─── Provided passage

Introduction to Mashups and APIs

Event Details

Date: October 16 – 17, 2009
Categories: event

Raymond Yee led an introductory group session on mashups and APIs, drawing examples from Google Maps and Flickr. We also had a round of lightening presentations.

Raymond Yee

How do we allow ordinary users to make mashups?

Commercial APIs are not purely open. Often they encourage a read-only mode rather than a read-write mode. They constrain opportunities for use, selectively closing things down.

It really matters what you deliver in terms of data because that constrains what people can do when they share or reuse. e.g., using a date stamp.

Why isn’t it as fun to play with humanities resources as it is to play with Flickr? We are behind the times in terms of trying to brand data and close access, and this is holding us back. What need is there for resource ownership? Is it a need for authority? Identity? The question goes to the heart of the funding system and the ways that academics earn a living from decade to decade. How do we give things away and still benefit? Still maintain a brand or an identity? Researchers create data and then sit on it because they are in competition with other researchers. Also issues of licensing, copyright, orphan works: for repositories that contain material that they do not own, access is one thing, but sharing is another.

──────
─── Dataset excerpts

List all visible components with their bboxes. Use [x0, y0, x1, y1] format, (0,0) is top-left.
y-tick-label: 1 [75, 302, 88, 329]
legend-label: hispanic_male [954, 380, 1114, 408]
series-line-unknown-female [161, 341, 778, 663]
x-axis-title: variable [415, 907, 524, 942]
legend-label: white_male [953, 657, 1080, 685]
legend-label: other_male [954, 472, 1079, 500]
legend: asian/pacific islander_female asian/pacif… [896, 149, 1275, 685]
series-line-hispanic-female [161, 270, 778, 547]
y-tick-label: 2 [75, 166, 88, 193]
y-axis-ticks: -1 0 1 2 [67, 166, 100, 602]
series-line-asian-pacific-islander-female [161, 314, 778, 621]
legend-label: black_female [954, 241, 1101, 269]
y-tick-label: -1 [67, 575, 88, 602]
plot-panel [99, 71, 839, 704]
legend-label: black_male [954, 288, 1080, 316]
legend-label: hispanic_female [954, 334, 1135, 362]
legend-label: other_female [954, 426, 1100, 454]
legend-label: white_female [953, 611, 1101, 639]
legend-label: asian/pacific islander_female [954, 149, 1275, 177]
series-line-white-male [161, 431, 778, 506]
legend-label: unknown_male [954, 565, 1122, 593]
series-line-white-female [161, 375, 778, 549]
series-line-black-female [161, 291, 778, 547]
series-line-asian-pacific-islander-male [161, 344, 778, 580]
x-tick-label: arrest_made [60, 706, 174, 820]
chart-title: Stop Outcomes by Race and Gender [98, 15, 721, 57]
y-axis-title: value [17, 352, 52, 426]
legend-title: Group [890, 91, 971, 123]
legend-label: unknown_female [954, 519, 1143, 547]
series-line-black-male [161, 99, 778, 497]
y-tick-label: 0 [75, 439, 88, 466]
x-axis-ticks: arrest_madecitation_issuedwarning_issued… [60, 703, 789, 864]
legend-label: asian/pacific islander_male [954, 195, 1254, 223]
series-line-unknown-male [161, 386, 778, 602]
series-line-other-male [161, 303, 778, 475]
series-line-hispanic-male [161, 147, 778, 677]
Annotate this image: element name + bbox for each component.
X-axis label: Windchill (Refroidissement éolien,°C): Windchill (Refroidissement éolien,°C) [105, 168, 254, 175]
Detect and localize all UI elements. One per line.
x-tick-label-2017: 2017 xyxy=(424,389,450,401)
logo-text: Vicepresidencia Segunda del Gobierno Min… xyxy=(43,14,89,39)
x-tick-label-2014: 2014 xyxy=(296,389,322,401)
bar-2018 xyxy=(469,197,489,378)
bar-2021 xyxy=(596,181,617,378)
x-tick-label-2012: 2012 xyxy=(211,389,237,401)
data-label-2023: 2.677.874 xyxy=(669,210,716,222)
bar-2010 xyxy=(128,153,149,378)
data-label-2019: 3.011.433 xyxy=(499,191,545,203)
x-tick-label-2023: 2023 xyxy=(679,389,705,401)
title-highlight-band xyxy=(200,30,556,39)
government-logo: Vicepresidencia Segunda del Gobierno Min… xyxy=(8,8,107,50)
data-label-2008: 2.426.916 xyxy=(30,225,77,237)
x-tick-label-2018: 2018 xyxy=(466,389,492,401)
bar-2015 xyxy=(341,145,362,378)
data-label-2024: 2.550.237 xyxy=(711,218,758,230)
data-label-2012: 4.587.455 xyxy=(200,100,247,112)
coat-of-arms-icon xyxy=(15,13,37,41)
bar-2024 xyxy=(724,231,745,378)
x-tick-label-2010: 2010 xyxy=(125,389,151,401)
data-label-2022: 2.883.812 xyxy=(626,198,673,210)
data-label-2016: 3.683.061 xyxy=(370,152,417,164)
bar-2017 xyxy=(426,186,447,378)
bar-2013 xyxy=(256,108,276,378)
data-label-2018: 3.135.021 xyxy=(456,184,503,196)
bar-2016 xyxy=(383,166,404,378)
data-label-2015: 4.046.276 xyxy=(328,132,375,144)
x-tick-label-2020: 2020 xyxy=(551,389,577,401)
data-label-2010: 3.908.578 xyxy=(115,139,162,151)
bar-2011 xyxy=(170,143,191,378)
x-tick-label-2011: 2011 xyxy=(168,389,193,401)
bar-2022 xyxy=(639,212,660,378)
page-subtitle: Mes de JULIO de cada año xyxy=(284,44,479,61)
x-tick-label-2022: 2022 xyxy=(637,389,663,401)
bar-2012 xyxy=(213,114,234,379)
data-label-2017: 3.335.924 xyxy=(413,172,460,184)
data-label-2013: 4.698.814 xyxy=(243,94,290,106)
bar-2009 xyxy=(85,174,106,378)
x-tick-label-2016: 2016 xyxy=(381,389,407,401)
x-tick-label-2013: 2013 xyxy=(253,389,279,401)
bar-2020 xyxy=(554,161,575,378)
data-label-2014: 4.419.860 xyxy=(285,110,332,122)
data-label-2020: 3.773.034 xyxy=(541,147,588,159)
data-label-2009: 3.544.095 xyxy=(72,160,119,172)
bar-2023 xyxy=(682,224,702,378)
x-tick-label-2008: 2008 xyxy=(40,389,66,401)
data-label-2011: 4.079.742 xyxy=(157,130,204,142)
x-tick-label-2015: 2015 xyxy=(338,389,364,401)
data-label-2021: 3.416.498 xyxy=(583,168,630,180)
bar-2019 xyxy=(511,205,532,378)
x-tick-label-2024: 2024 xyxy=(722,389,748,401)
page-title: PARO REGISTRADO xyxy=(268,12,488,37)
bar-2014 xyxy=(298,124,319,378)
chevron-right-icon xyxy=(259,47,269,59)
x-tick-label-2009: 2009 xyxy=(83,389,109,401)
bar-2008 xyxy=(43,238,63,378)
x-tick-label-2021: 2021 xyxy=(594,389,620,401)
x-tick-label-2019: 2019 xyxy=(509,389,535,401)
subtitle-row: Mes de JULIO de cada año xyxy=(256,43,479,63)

──────

= Task details =
Rewrite the passage on mashups and APIs from "Why isn’t it" up to and including "sharing is another.", changing "academics" to "scholars". The lines have no connection to the passage on mashups and APIs.

= Output for this task =
Why isn’t it as fun to play with humanities resources as it is to play with Flickr? We are behind the times in terms of trying to brand data and close access, and this is holding us back. What need is there for resource ownership? Is it a need for authority? Identity? The question goes to the heart of the funding system and the ways that scholars earn a living from decade to decade. How do we give things away and still benefit? Still maintain a brand or an identity? Researchers create data and then sit on it because they are in competition with other researchers. Also issues of licensing, copyright, orphan works: for repositories that contain material that they do not own, access is one thing, but sharing is another.